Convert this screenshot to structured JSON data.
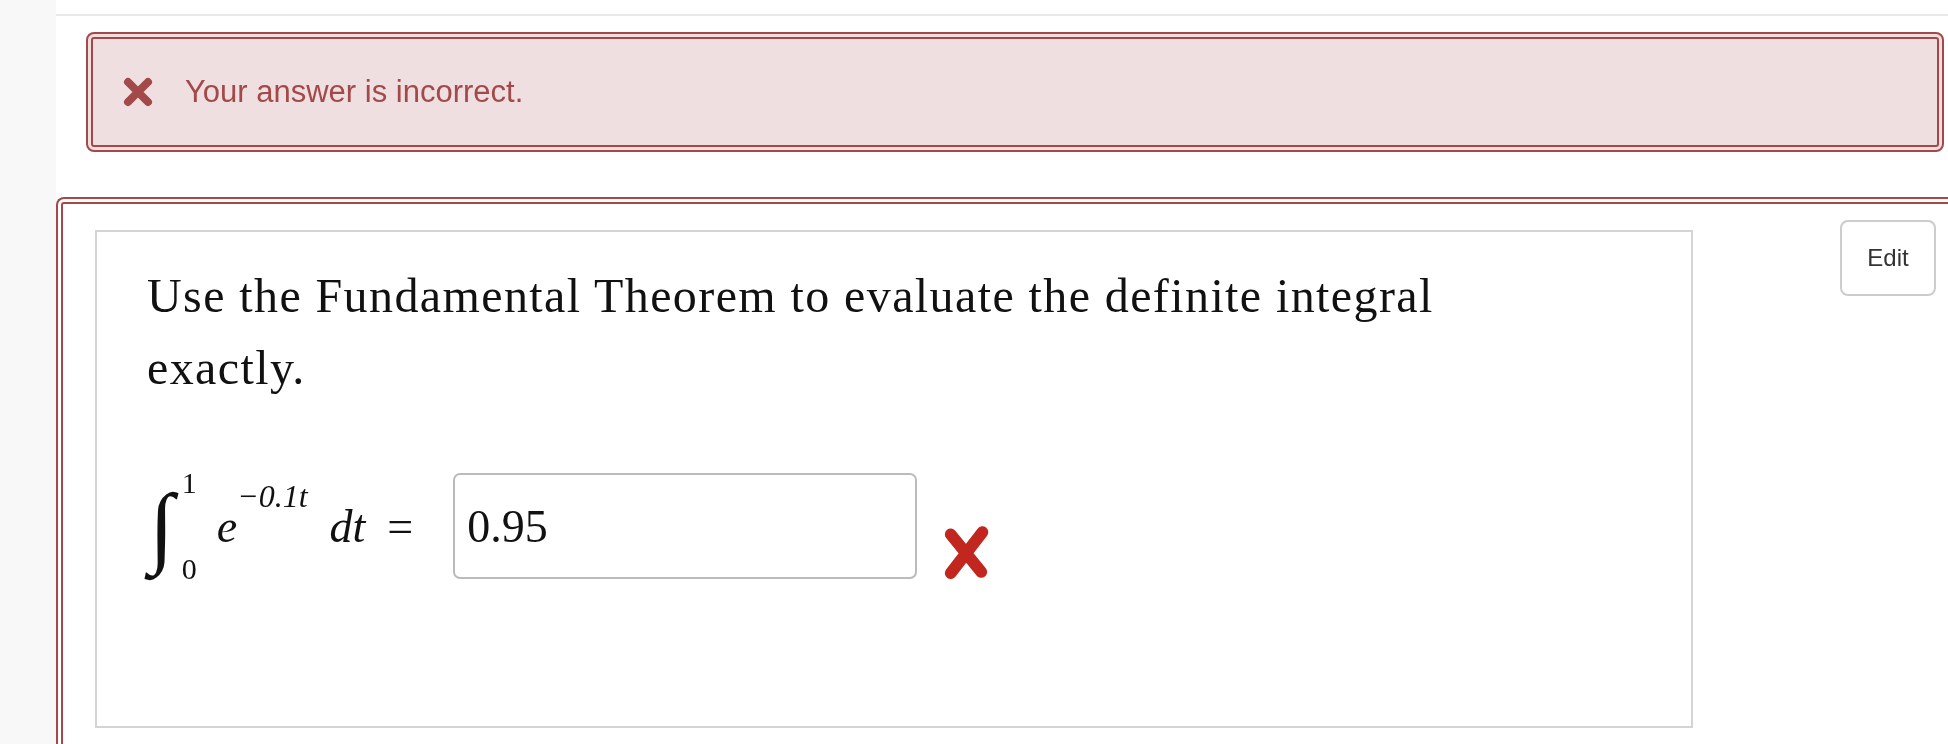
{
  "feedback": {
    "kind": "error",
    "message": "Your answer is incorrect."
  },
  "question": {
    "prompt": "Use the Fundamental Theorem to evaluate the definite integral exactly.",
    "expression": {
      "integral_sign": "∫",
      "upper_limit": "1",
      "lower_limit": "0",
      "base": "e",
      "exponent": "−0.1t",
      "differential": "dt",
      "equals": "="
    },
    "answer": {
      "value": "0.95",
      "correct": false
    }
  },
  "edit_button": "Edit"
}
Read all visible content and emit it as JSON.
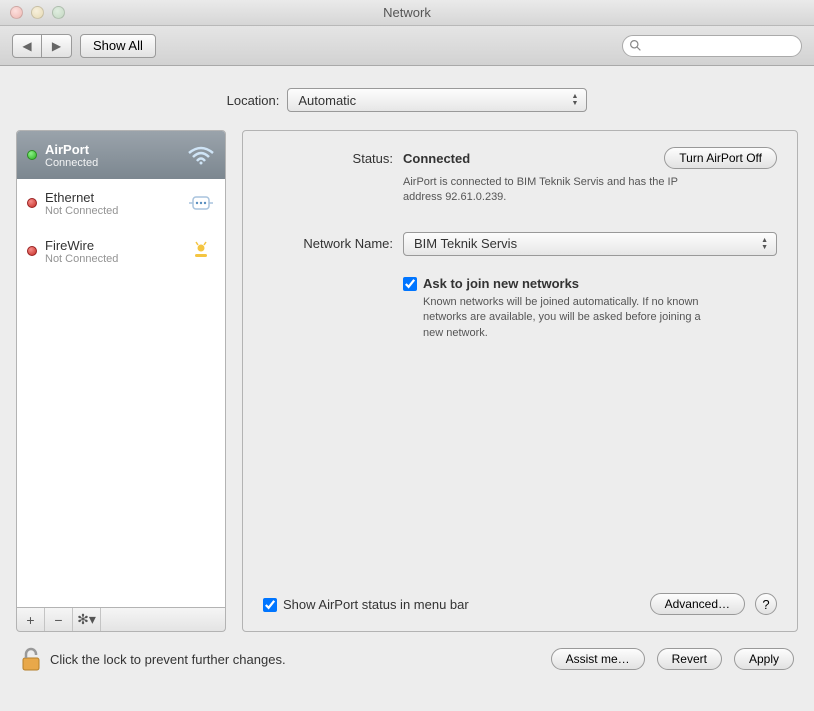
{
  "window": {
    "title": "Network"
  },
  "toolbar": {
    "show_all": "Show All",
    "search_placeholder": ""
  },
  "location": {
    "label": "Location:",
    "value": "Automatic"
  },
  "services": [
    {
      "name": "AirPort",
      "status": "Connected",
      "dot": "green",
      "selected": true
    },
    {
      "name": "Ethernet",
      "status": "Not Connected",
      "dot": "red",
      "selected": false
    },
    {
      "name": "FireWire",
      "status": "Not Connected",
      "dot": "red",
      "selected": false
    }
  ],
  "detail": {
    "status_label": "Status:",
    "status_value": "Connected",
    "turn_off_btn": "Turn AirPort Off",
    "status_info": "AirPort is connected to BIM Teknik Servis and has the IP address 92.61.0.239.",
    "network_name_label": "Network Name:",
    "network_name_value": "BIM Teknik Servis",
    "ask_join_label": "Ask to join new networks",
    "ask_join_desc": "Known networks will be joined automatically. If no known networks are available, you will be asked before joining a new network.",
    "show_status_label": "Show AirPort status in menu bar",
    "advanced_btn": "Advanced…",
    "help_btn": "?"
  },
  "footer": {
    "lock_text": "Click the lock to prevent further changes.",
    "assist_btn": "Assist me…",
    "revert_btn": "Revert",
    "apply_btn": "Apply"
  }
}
═══
** PROBLEM DESCRIPTION **
All of the data above should be transcribed verbatim, with pictures omitted.

** REPLY **
Convert this screenshot to structured JSON data.
{
  "feedback": {
    "kind": "error",
    "message": "Your answer is incorrect."
  },
  "question": {
    "prompt": "Use the Fundamental Theorem to evaluate the definite integral exactly.",
    "expression": {
      "integral_sign": "∫",
      "upper_limit": "1",
      "lower_limit": "0",
      "base": "e",
      "exponent": "−0.1t",
      "differential": "dt",
      "equals": "="
    },
    "answer": {
      "value": "0.95",
      "correct": false
    }
  },
  "edit_button": "Edit"
}
Read all visible content and emit it as JSON.
{
  "window": {
    "title": "Network"
  },
  "toolbar": {
    "show_all": "Show All",
    "search_placeholder": ""
  },
  "location": {
    "label": "Location:",
    "value": "Automatic"
  },
  "services": [
    {
      "name": "AirPort",
      "status": "Connected",
      "dot": "green",
      "selected": true
    },
    {
      "name": "Ethernet",
      "status": "Not Connected",
      "dot": "red",
      "selected": false
    },
    {
      "name": "FireWire",
      "status": "Not Connected",
      "dot": "red",
      "selected": false
    }
  ],
  "detail": {
    "status_label": "Status:",
    "status_value": "Connected",
    "turn_off_btn": "Turn AirPort Off",
    "status_info": "AirPort is connected to BIM Teknik Servis and has the IP address 92.61.0.239.",
    "network_name_label": "Network Name:",
    "network_name_value": "BIM Teknik Servis",
    "ask_join_label": "Ask to join new networks",
    "ask_join_desc": "Known networks will be joined automatically. If no known networks are available, you will be asked before joining a new network.",
    "show_status_label": "Show AirPort status in menu bar",
    "advanced_btn": "Advanced…",
    "help_btn": "?"
  },
  "footer": {
    "lock_text": "Click the lock to prevent further changes.",
    "assist_btn": "Assist me…",
    "revert_btn": "Revert",
    "apply_btn": "Apply"
  }
}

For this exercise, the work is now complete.